◆ The exercise
Filter the entries below, keeping every line that has the word "responsible".

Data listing
>> START

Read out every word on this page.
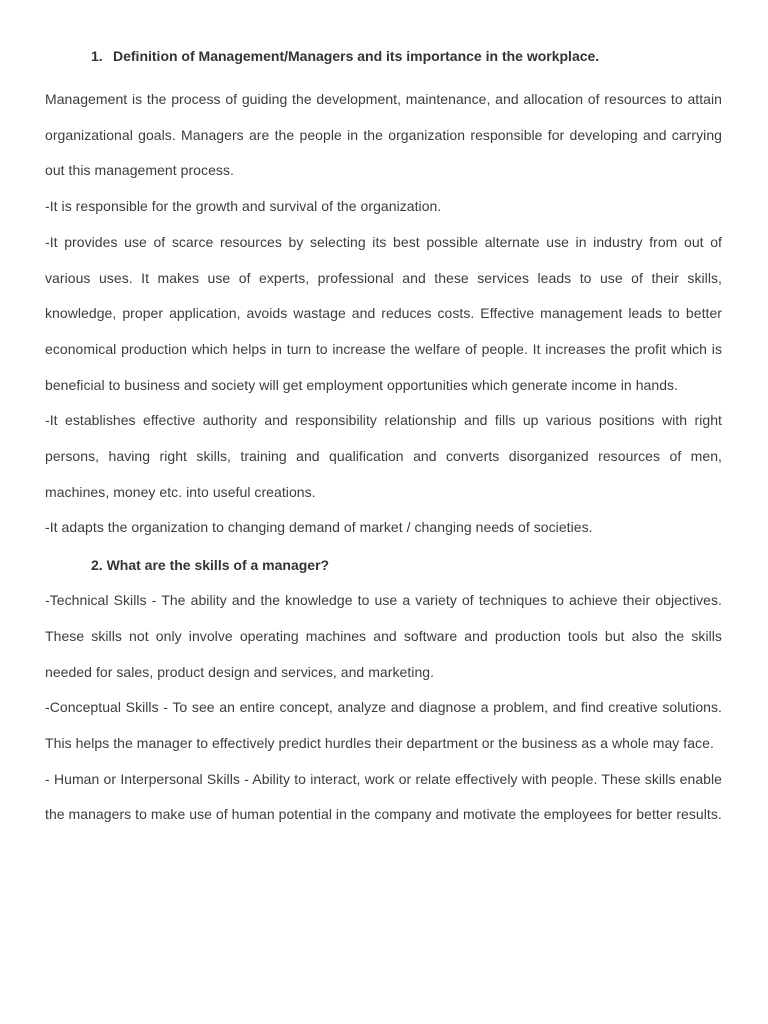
1. Definition of Management/Managers and its importance in the workplace.

Management is the process of guiding the development, maintenance, and allocation of resources to attain organizational goals. Managers are the people in the organization responsible for developing and carrying out this management process.

-It is responsible for the growth and survival of the organization.

-It provides use of scarce resources by selecting its best possible alternate use in industry from out of various uses. It makes use of experts, professional and these services leads to use of their skills, knowledge, proper application, avoids wastage and reduces costs. Effective management leads to better economical production which helps in turn to increase the welfare of people. It increases the profit which is beneficial to business and society will get employment opportunities which generate income in hands.

-It establishes effective authority and responsibility relationship and fills up various positions with right persons, having right skills, training and qualification and converts disorganized resources of men, machines, money etc. into useful creations.

-It adapts the organization to changing demand of market / changing needs of societies.

2. What are the skills of a manager?

-Technical Skills - The ability and the knowledge to use a variety of techniques to achieve their objectives. These skills not only involve operating machines and software and production tools but also the skills needed for sales, product design and services, and marketing.

-Conceptual Skills - To see an entire concept, analyze and diagnose a problem, and find creative solutions. This helps the manager to effectively predict hurdles their department or the business as a whole may face.

- Human or Interpersonal Skills - Ability to interact, work or relate effectively with people. These skills enable the managers to make use of human potential in the company and motivate the employees for better results.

>> END

◆ Solution to this problem
Management is the process of guiding the development, maintenance, and allocation of resources to attain organizational goals. Managers are the people in the organization responsible for developing and carrying out this management process.
-It is responsible for the growth and survival of the organization.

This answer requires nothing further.